以下のデータから、「- alphabet-letter-i[interactable]: I: [369, 148, 374, 163]」を含む行に始まり「- checkmark-icon: ✔: [523, 400, 535, 416]」を含む行で終わる範囲を、両端の行も含めて一字一句変えずにそのまま繰り返してください。

>>>>

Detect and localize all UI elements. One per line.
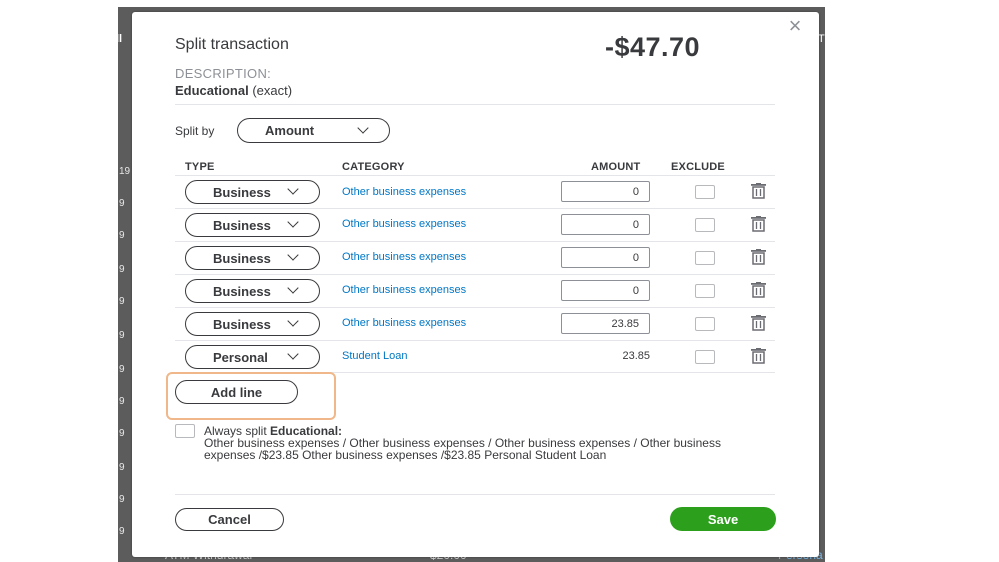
split-by-label: Split by	[175, 124, 215, 138]
background-row-fragment: 9	[119, 264, 125, 275]
column-header-type: TYPE	[185, 161, 215, 173]
always-split-label: Always split Educational: Other business…	[204, 425, 749, 461]
row-type-dropdown[interactable]: Business	[185, 213, 320, 237]
split-by-value: Amount	[265, 123, 315, 138]
row-type-dropdown[interactable]: Business	[185, 246, 320, 270]
chevron-down-icon	[287, 315, 299, 327]
row-type-value: Business	[213, 217, 271, 233]
background-row-fragment: 9	[119, 462, 125, 473]
background-right-fragment: T	[818, 33, 825, 45]
row-type-dropdown[interactable]: Business	[185, 279, 320, 303]
trash-icon[interactable]	[750, 282, 767, 298]
description-label: DESCRIPTION:	[175, 66, 272, 81]
row-amount-input[interactable]	[561, 247, 650, 268]
background-row-fragment: 9	[119, 230, 125, 241]
row-type-dropdown[interactable]: Business	[185, 180, 320, 204]
row-exclude-checkbox[interactable]	[695, 218, 715, 232]
save-button[interactable]: Save	[670, 507, 776, 531]
row-category-link[interactable]: Other business expenses	[342, 186, 466, 198]
always-split-detail: Other business expenses / Other business…	[204, 436, 721, 462]
table-row-divider	[175, 208, 775, 209]
split-by-dropdown[interactable]: Amount	[237, 118, 390, 143]
always-split-checkbox[interactable]	[175, 424, 195, 438]
row-type-dropdown[interactable]: Personal	[185, 345, 320, 369]
cancel-button[interactable]: Cancel	[175, 508, 284, 531]
row-category-link[interactable]: Student Loan	[342, 350, 407, 362]
close-icon[interactable]: ×	[785, 15, 805, 37]
divider	[175, 104, 775, 105]
background-row-fragment: 9	[119, 428, 125, 439]
table-row-divider	[175, 241, 775, 242]
add-line-button[interactable]: Add line	[175, 380, 298, 404]
description-match-type: (exact)	[252, 83, 293, 98]
row-amount-input[interactable]	[561, 313, 650, 334]
chevron-down-icon	[287, 348, 299, 360]
row-exclude-checkbox[interactable]	[695, 284, 715, 298]
table-row-divider	[175, 274, 775, 275]
table-divider	[175, 175, 775, 176]
row-category-link[interactable]: Other business expenses	[342, 218, 466, 230]
background-row-fragment: 19	[119, 166, 131, 177]
dialog-title: Split transaction	[175, 36, 289, 53]
background-row-fragment: 9	[119, 494, 125, 505]
chevron-down-icon	[287, 282, 299, 294]
transaction-total: -$47.70	[605, 32, 701, 62]
row-type-value: Personal	[213, 349, 268, 365]
row-exclude-checkbox[interactable]	[695, 350, 715, 364]
trash-icon[interactable]	[750, 249, 767, 265]
row-category-link[interactable]: Other business expenses	[342, 284, 466, 296]
row-exclude-checkbox[interactable]	[695, 317, 715, 331]
background-row-fragment: 9	[119, 396, 125, 407]
row-type-value: Business	[213, 184, 271, 200]
trash-icon[interactable]	[750, 216, 767, 232]
column-header-category: CATEGORY	[342, 161, 405, 173]
background-row-fragment: 9	[119, 296, 125, 307]
chevron-down-icon	[287, 183, 299, 195]
row-amount-input[interactable]	[561, 214, 650, 235]
trash-icon[interactable]	[750, 183, 767, 199]
background-row-fragment: 9	[119, 364, 125, 375]
chevron-down-icon	[357, 122, 369, 134]
row-amount-input[interactable]	[561, 280, 650, 301]
column-header-amount: AMOUNT	[591, 161, 641, 173]
chevron-down-icon	[287, 216, 299, 228]
row-category-link[interactable]: Other business expenses	[342, 251, 466, 263]
background-toolbar-fragment: ll	[116, 33, 123, 45]
trash-icon[interactable]	[750, 315, 767, 331]
background-row-fragment: 9	[119, 526, 125, 537]
row-amount-input[interactable]	[561, 181, 650, 202]
row-type-value: Business	[213, 283, 271, 299]
description-value: Educational (exact)	[175, 83, 292, 98]
footer-divider	[175, 494, 775, 495]
column-header-exclude: EXCLUDE	[671, 161, 725, 173]
row-type-dropdown[interactable]: Business	[185, 312, 320, 336]
table-row-divider	[175, 307, 775, 308]
row-exclude-checkbox[interactable]	[695, 251, 715, 265]
description-text: Educational	[175, 83, 249, 98]
chevron-down-icon	[287, 249, 299, 261]
row-type-value: Business	[213, 316, 271, 332]
row-exclude-checkbox[interactable]	[695, 185, 715, 199]
row-amount-value: 23.85	[622, 350, 650, 362]
table-row-divider	[175, 340, 775, 341]
trash-icon[interactable]	[750, 348, 767, 364]
row-type-value: Business	[213, 250, 271, 266]
row-category-link[interactable]: Other business expenses	[342, 317, 466, 329]
background-row-fragment: 9	[119, 198, 125, 209]
background-row-fragment: 9	[119, 330, 125, 341]
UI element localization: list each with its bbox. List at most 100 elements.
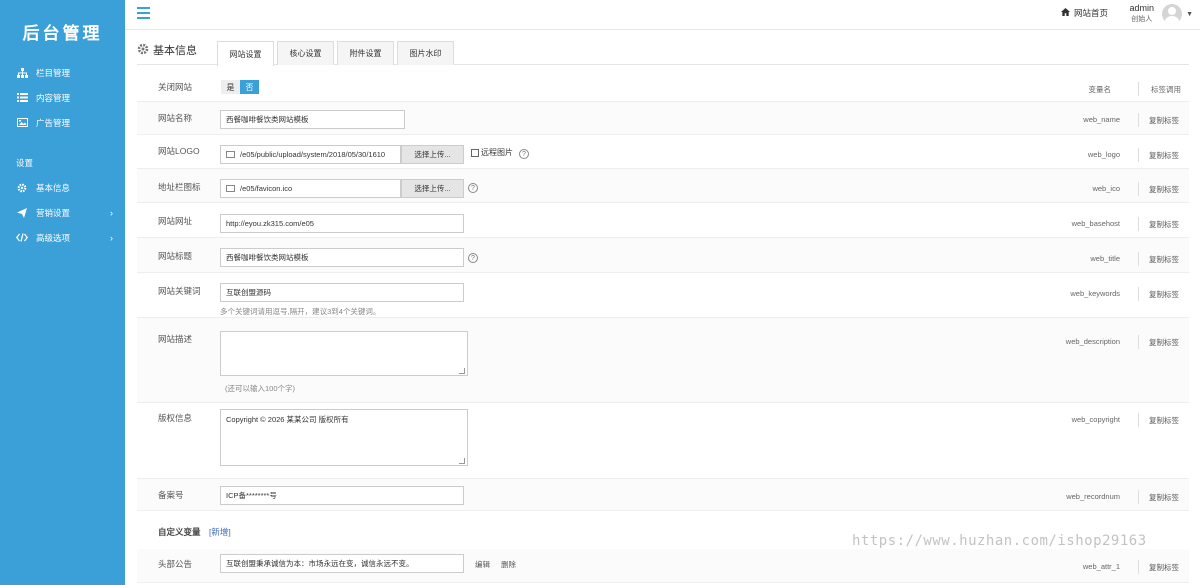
home-icon <box>1060 8 1070 18</box>
divider <box>1138 82 1139 96</box>
caret-down-icon[interactable]: ▼ <box>1186 11 1193 18</box>
copy-tag-button[interactable]: 复制标签 <box>1149 415 1179 426</box>
var-name: web_recordnum <box>1066 492 1120 501</box>
watermark-text: https://www.huzhan.com/ishop29163 <box>852 533 1147 549</box>
sidebar-item-label: 基本信息 <box>36 182 71 193</box>
sidebar-item-columns[interactable]: 栏目管理 <box>0 60 125 85</box>
delete-link[interactable]: 删除 <box>501 559 516 570</box>
image-icon <box>226 185 235 192</box>
site-home-link[interactable]: 网站首页 <box>1060 7 1108 19</box>
ico-upload-button[interactable]: 选择上传... <box>401 179 464 198</box>
sidebar-item-marketing[interactable]: 营销设置 › <box>0 200 125 225</box>
copy-tag-button[interactable]: 复制标签 <box>1149 115 1179 126</box>
tab-core-settings[interactable]: 核心设置 <box>277 41 334 65</box>
field-label: 头部公告 <box>158 559 193 569</box>
row-web-ico: 地址栏图标 /e05/favicon.ico 选择上传... ? web_ico… <box>137 169 1189 203</box>
row-web-recordnum: 备案号 ICP备********号 web_recordnum 复制标签 <box>137 479 1189 511</box>
image-icon <box>226 151 235 158</box>
var-name: web_copyright <box>1071 415 1120 424</box>
field-label: 网站标题 <box>158 251 193 261</box>
divider <box>1138 217 1139 231</box>
sidebar-section-settings: 设置 <box>16 158 34 168</box>
var-name: web_title <box>1090 254 1120 263</box>
column-header-var: 变量名 <box>1088 85 1112 94</box>
divider <box>1138 560 1139 574</box>
menu-toggle-icon[interactable] <box>137 7 150 19</box>
divider <box>1138 335 1139 349</box>
sidebar-item-advanced[interactable]: 高级选项 › <box>0 225 125 250</box>
row-web-title: 网站标题 西餐咖啡餐饮类网站模板 ? web_title 复制标签 <box>137 238 1189 273</box>
list-icon <box>16 92 28 104</box>
topbar: 网站首页 admin 创始人 ▼ <box>125 0 1200 30</box>
user-role: 创始人 <box>1131 16 1153 23</box>
remote-image-checkbox[interactable]: 远程图片 <box>471 147 513 158</box>
web-keywords-input[interactable]: 互联创盟源码 <box>220 283 464 302</box>
web-ico-input[interactable]: /e05/favicon.ico <box>220 179 401 198</box>
toggle-yes[interactable]: 是 <box>221 80 240 94</box>
tab-site-settings[interactable]: 网站设置 <box>217 41 274 66</box>
help-icon[interactable]: ? <box>519 149 529 159</box>
row-web-keywords: 网站关键词 互联创盟源码 多个关键词请用逗号,隔开，建议3到4个关键词。 web… <box>137 273 1189 318</box>
copy-tag-button[interactable]: 复制标签 <box>1149 289 1179 300</box>
web-recordnum-input[interactable]: ICP备********号 <box>220 486 464 505</box>
web-logo-input[interactable]: /e05/public/upload/system/2018/05/30/161… <box>220 145 401 164</box>
resize-handle-icon[interactable] <box>459 368 465 374</box>
web-name-input[interactable]: 西餐咖啡餐饮类网站模板 <box>220 110 405 129</box>
page-title-text: 基本信息 <box>153 45 197 57</box>
web-description-textarea[interactable] <box>220 331 468 376</box>
toggle-no[interactable]: 否 <box>240 80 259 94</box>
divider <box>1138 287 1139 301</box>
checkbox-icon[interactable] <box>471 148 479 157</box>
web-ico-value: /e05/favicon.ico <box>240 184 293 193</box>
close-site-toggle[interactable]: 是 否 <box>221 80 259 94</box>
sidebar-item-ads[interactable]: 广告管理 <box>0 110 125 135</box>
custom-variables-label: 自定义变量 <box>158 527 201 537</box>
remote-image-label: 远程图片 <box>481 148 513 157</box>
sidebar-item-label: 内容管理 <box>36 92 71 103</box>
copy-tag-button[interactable]: 复制标签 <box>1149 184 1179 195</box>
site-home-label: 网站首页 <box>1073 8 1108 18</box>
web-copyright-textarea[interactable]: Copyright © 2026 某某公司 版权所有 <box>220 409 468 466</box>
field-label: 网站网址 <box>158 216 193 226</box>
add-custom-variable-link[interactable]: [新增] <box>209 526 231 538</box>
tab-image-watermark[interactable]: 图片水印 <box>397 41 454 65</box>
keywords-hint: 多个关键词请用逗号,隔开，建议3到4个关键词。 <box>220 307 381 316</box>
help-icon[interactable]: ? <box>468 183 478 193</box>
resize-handle-icon[interactable] <box>459 458 465 464</box>
copy-tag-button[interactable]: 复制标签 <box>1149 337 1179 348</box>
logo-upload-button[interactable]: 选择上传... <box>401 145 464 164</box>
sidebar-item-label: 营销设置 <box>36 207 71 218</box>
copy-tag-button[interactable]: 复制标签 <box>1149 254 1179 265</box>
user-info[interactable]: admin 创始人 <box>1129 3 1154 24</box>
chevron-right-icon: › <box>110 233 113 243</box>
row-web-attr-1: 头部公告 互联创盟秉承诚信为本：市场永远在变，诚信永远不变。 编辑 删除 web… <box>137 549 1189 583</box>
copy-tag-button[interactable]: 复制标签 <box>1149 562 1179 573</box>
divider <box>1138 182 1139 196</box>
tab-attachment-settings[interactable]: 附件设置 <box>337 41 394 65</box>
row-web-basehost: 网站网址 http://eyou.zk315.com/e05 web_baseh… <box>137 203 1189 238</box>
copy-tag-button[interactable]: 复制标签 <box>1149 492 1179 503</box>
sidebar-item-content[interactable]: 内容管理 <box>0 85 125 110</box>
sidebar-item-label: 高级选项 <box>36 232 71 243</box>
web-basehost-input[interactable]: http://eyou.zk315.com/e05 <box>220 214 464 233</box>
row-web-description: 网站描述 (还可以输入100个字) web_description 复制标签 <box>137 318 1189 403</box>
field-label: 关闭网站 <box>158 82 193 92</box>
main-content: 基本信息 网站设置 核心设置 附件设置 图片水印 关闭网站 是 否 变量名 标签… <box>137 31 1189 583</box>
row-web-logo: 网站LOGO /e05/public/upload/system/2018/05… <box>137 135 1189 169</box>
copy-tag-button[interactable]: 复制标签 <box>1149 219 1179 230</box>
sidebar-item-basic-info[interactable]: 基本信息 <box>0 175 125 200</box>
help-icon[interactable]: ? <box>468 253 478 263</box>
web-title-input[interactable]: 西餐咖啡餐饮类网站模板 <box>220 248 464 267</box>
field-label: 网站描述 <box>158 334 193 344</box>
divider <box>1138 252 1139 266</box>
var-name: web_logo <box>1087 150 1120 159</box>
copy-tag-button[interactable]: 复制标签 <box>1149 150 1179 161</box>
edit-link[interactable]: 编辑 <box>475 559 490 570</box>
var-name: web_keywords <box>1070 289 1120 298</box>
avatar[interactable] <box>1162 4 1182 24</box>
var-name: web_attr_1 <box>1082 562 1120 571</box>
field-label: 地址栏图标 <box>158 182 201 192</box>
field-label: 网站名称 <box>158 113 193 123</box>
chevron-right-icon: › <box>110 208 113 218</box>
web-attr-1-input[interactable]: 互联创盟秉承诚信为本：市场永远在变，诚信永远不变。 <box>220 554 464 573</box>
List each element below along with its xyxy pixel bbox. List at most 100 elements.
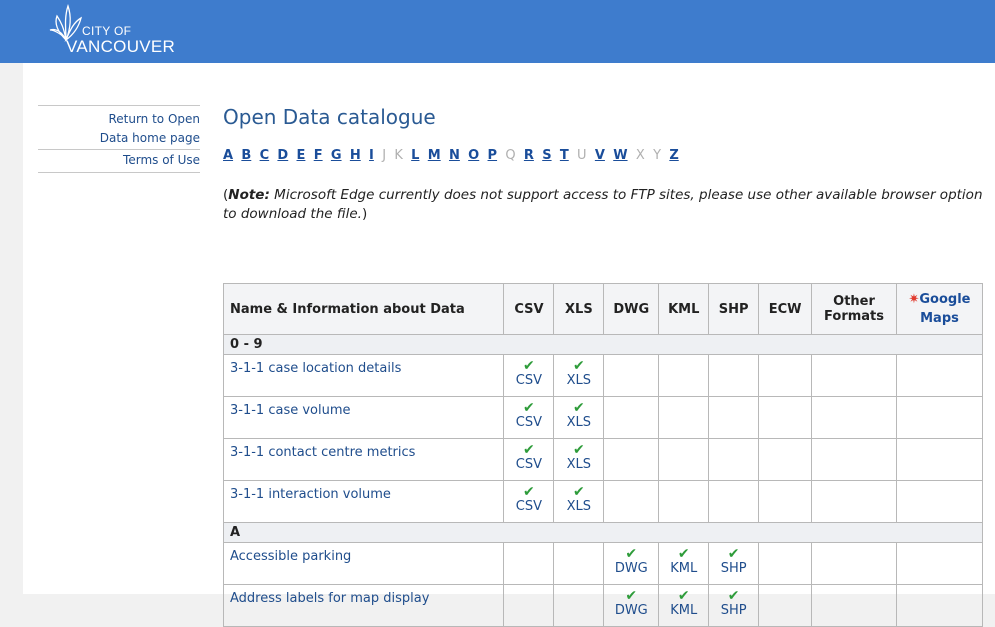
- alphabet-letter-i[interactable]: I: [369, 148, 374, 163]
- format-cell-gmaps: [896, 396, 983, 439]
- download-link-csv[interactable]: CSV: [504, 373, 553, 389]
- format-cell-gmaps: [896, 438, 983, 481]
- section-label: 0 - 9: [223, 334, 983, 355]
- download-link-dwg[interactable]: DWG: [604, 603, 658, 619]
- alphabet-letter-h[interactable]: H: [350, 148, 361, 163]
- format-cell-shp[interactable]: ✔ SHP: [708, 542, 760, 585]
- format-cell-kml[interactable]: ✔ KML: [658, 542, 710, 585]
- table-body: 0 - 9 3-1-1 case location details ✔ CSV ✔ XLS…: [222, 334, 983, 627]
- table-row: 3-1-1 case volume ✔ CSV ✔ XLS: [222, 396, 983, 439]
- dataset-name-link[interactable]: 3-1-1 contact centre metrics: [222, 438, 505, 481]
- download-link-shp[interactable]: SHP: [709, 603, 758, 619]
- download-link-kml[interactable]: KML: [659, 603, 708, 619]
- checkmark-icon: ✔: [727, 588, 740, 604]
- checkmark-icon: ✔: [572, 358, 585, 374]
- table-row: Address labels for map display ✔ DWG ✔ KML ✔ S…: [222, 584, 983, 627]
- alphabet-letter-n[interactable]: N: [449, 148, 460, 163]
- download-link-xls[interactable]: XLS: [554, 499, 603, 515]
- format-cell-csv[interactable]: ✔ CSV: [503, 480, 555, 523]
- column-header-dwg: DWG: [603, 283, 660, 335]
- checkmark-icon: ✔: [727, 546, 740, 562]
- alphabet-letter-c[interactable]: C: [260, 148, 270, 163]
- download-link-dwg[interactable]: DWG: [604, 561, 658, 577]
- alphabet-letter-z[interactable]: Z: [669, 148, 678, 163]
- note-text: Microsoft Edge currently does not suppor…: [223, 187, 983, 222]
- alphabet-letter-m[interactable]: M: [428, 148, 441, 163]
- download-link-xls[interactable]: XLS: [554, 373, 603, 389]
- alphabet-index: ABCDEFGHIJKLMNOPQRSTUVWXYZ: [223, 148, 993, 170]
- checkmark-icon: ✔: [523, 400, 535, 416]
- format-cell-dwg: [603, 396, 660, 439]
- table-row: 3-1-1 contact centre metrics ✔ CSV ✔ XLS: [222, 438, 983, 481]
- format-cell-csv[interactable]: ✔ CSV: [503, 396, 555, 439]
- checkmark-icon: ✔: [625, 546, 638, 562]
- format-cell-csv: [503, 584, 555, 627]
- alphabet-letter-e[interactable]: E: [297, 148, 306, 163]
- alphabet-letter-p[interactable]: P: [488, 148, 498, 163]
- section-label: A: [223, 522, 983, 543]
- format-cell-shp[interactable]: ✔ SHP: [708, 584, 760, 627]
- checkmark-icon: ✔: [625, 588, 638, 604]
- page-title: Open Data catalogue: [223, 105, 436, 129]
- format-cell-shp: [708, 354, 760, 397]
- logo-text-top: CITY OF: [82, 24, 132, 38]
- format-cell-dwg[interactable]: ✔ DWG: [603, 584, 660, 627]
- sidebar-link-terms-of-use[interactable]: Terms of Use: [38, 150, 200, 172]
- download-link-csv[interactable]: CSV: [504, 457, 553, 473]
- format-cell-xls[interactable]: ✔ XLS: [553, 438, 605, 481]
- dataset-name-link[interactable]: 3-1-1 interaction volume: [222, 480, 505, 523]
- alphabet-letter-o[interactable]: O: [468, 148, 479, 163]
- alphabet-letter-a[interactable]: A: [223, 148, 233, 163]
- format-cell-ecw: [758, 354, 813, 397]
- download-link-xls[interactable]: XLS: [554, 415, 603, 431]
- table-row: Accessible parking ✔ DWG ✔ KML ✔ SHP: [222, 542, 983, 585]
- other-formats-line1: Other: [833, 294, 875, 309]
- format-cell-kml[interactable]: ✔ KML: [658, 584, 710, 627]
- dataset-name-link[interactable]: 3-1-1 case volume: [222, 396, 505, 439]
- column-header-name: Name & Information about Data: [222, 283, 505, 335]
- dataset-name-link[interactable]: 3-1-1 case location details: [222, 354, 505, 397]
- download-link-csv[interactable]: CSV: [504, 499, 553, 515]
- table-header-row: Name & Information about Data CSV XLS DW…: [222, 283, 983, 335]
- format-cell-xls[interactable]: ✔ XLS: [553, 354, 605, 397]
- format-cell-dwg[interactable]: ✔ DWG: [603, 542, 660, 585]
- alphabet-letter-f[interactable]: F: [314, 148, 323, 163]
- format-cell-xls[interactable]: ✔ XLS: [553, 480, 605, 523]
- format-cell-gmaps: [896, 354, 983, 397]
- download-link-shp[interactable]: SHP: [709, 561, 758, 577]
- alphabet-letter-t[interactable]: T: [560, 148, 569, 163]
- download-link-kml[interactable]: KML: [659, 561, 708, 577]
- format-cell-gmaps: [896, 584, 983, 627]
- format-cell-kml: [658, 354, 710, 397]
- download-link-csv[interactable]: CSV: [504, 415, 553, 431]
- alphabet-letter-l[interactable]: L: [411, 148, 419, 163]
- format-cell-csv[interactable]: ✔ CSV: [503, 438, 555, 481]
- alphabet-letter-d[interactable]: D: [277, 148, 288, 163]
- alphabet-letter-b[interactable]: B: [241, 148, 251, 163]
- city-of-vancouver-logo[interactable]: CITY OF VANCOUVER: [48, 2, 188, 58]
- sidebar-divider: [38, 172, 200, 173]
- format-cell-csv[interactable]: ✔ CSV: [503, 354, 555, 397]
- download-link-xls[interactable]: XLS: [554, 457, 603, 473]
- alphabet-letter-j: J: [382, 148, 387, 163]
- sidebar-link-open-data-home[interactable]: Return to Open Data home page: [38, 106, 200, 149]
- alphabet-letter-w[interactable]: W: [613, 148, 627, 163]
- format-cell-xls[interactable]: ✔ XLS: [553, 396, 605, 439]
- note-prefix: Note:: [228, 187, 270, 203]
- format-cell-xls: [553, 584, 605, 627]
- column-header-other-formats: Other Formats: [811, 283, 897, 335]
- dataset-name-link[interactable]: Address labels for map display: [222, 584, 505, 627]
- alphabet-letter-g[interactable]: G: [331, 148, 342, 163]
- format-cell-ecw: [758, 480, 813, 523]
- format-cell-other: [811, 438, 897, 481]
- google-maps-star-icon: ✷: [908, 292, 920, 307]
- column-header-google-maps[interactable]: ✷Google Maps: [896, 283, 983, 335]
- alphabet-letter-s[interactable]: S: [542, 148, 551, 163]
- alphabet-letter-r[interactable]: R: [524, 148, 534, 163]
- format-cell-kml: [658, 480, 710, 523]
- format-cell-gmaps: [896, 542, 983, 585]
- dataset-name-link[interactable]: Accessible parking: [222, 542, 505, 585]
- format-cell-other: [811, 542, 897, 585]
- page-content: Return to Open Data home page Terms of U…: [23, 63, 995, 627]
- alphabet-letter-v[interactable]: V: [595, 148, 605, 163]
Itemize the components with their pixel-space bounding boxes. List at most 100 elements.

<<<<

> 回答内容
- alphabet-letter-i[interactable]: I: [369, 148, 374, 163]
- format-cell-gmaps: [896, 396, 983, 439]
- download-link-csv[interactable]: CSV: [504, 373, 553, 389]
- format-cell-gmaps: [896, 438, 983, 481]
- section-label: 0 - 9: [223, 334, 983, 355]
- download-link-dwg[interactable]: DWG: [604, 603, 658, 619]
- alphabet-letter-h[interactable]: H: [350, 148, 361, 163]
- format-cell-shp[interactable]: ✔ SHP: [708, 542, 760, 585]
- format-cell-kml[interactable]: ✔ KML: [658, 542, 710, 585]
- table-body: 0 - 9 3-1-1 case location details ✔ CSV ✔ XLS…: [222, 334, 983, 627]
- table-row: 3-1-1 case volume ✔ CSV ✔ XLS: [222, 396, 983, 439]
- dataset-name-link[interactable]: 3-1-1 contact centre metrics: [222, 438, 505, 481]
- download-link-shp[interactable]: SHP: [709, 603, 758, 619]
- download-link-kml[interactable]: KML: [659, 603, 708, 619]
- checkmark-icon: ✔: [727, 588, 740, 604]
- checkmark-icon: ✔: [572, 358, 585, 374]
- table-row: Address labels for map display ✔ DWG ✔ KML ✔ S…: [222, 584, 983, 627]
- alphabet-letter-n[interactable]: N: [449, 148, 460, 163]
- download-link-xls[interactable]: XLS: [554, 499, 603, 515]
- format-cell-csv[interactable]: ✔ CSV: [503, 480, 555, 523]
- column-header-dwg: DWG: [603, 283, 660, 335]
- checkmark-icon: ✔: [727, 546, 740, 562]
- alphabet-letter-c[interactable]: C: [260, 148, 270, 163]
- download-link-dwg[interactable]: DWG: [604, 561, 658, 577]
- alphabet-letter-z[interactable]: Z: [669, 148, 678, 163]
- note-text: Microsoft Edge currently does not suppor…: [223, 187, 983, 222]
- alphabet-letter-m[interactable]: M: [428, 148, 441, 163]
- download-link-xls[interactable]: XLS: [554, 373, 603, 389]
- alphabet-index: ABCDEFGHIJKLMNOPQRSTUVWXYZ: [223, 148, 993, 170]
- checkmark-icon: ✔: [523, 400, 535, 416]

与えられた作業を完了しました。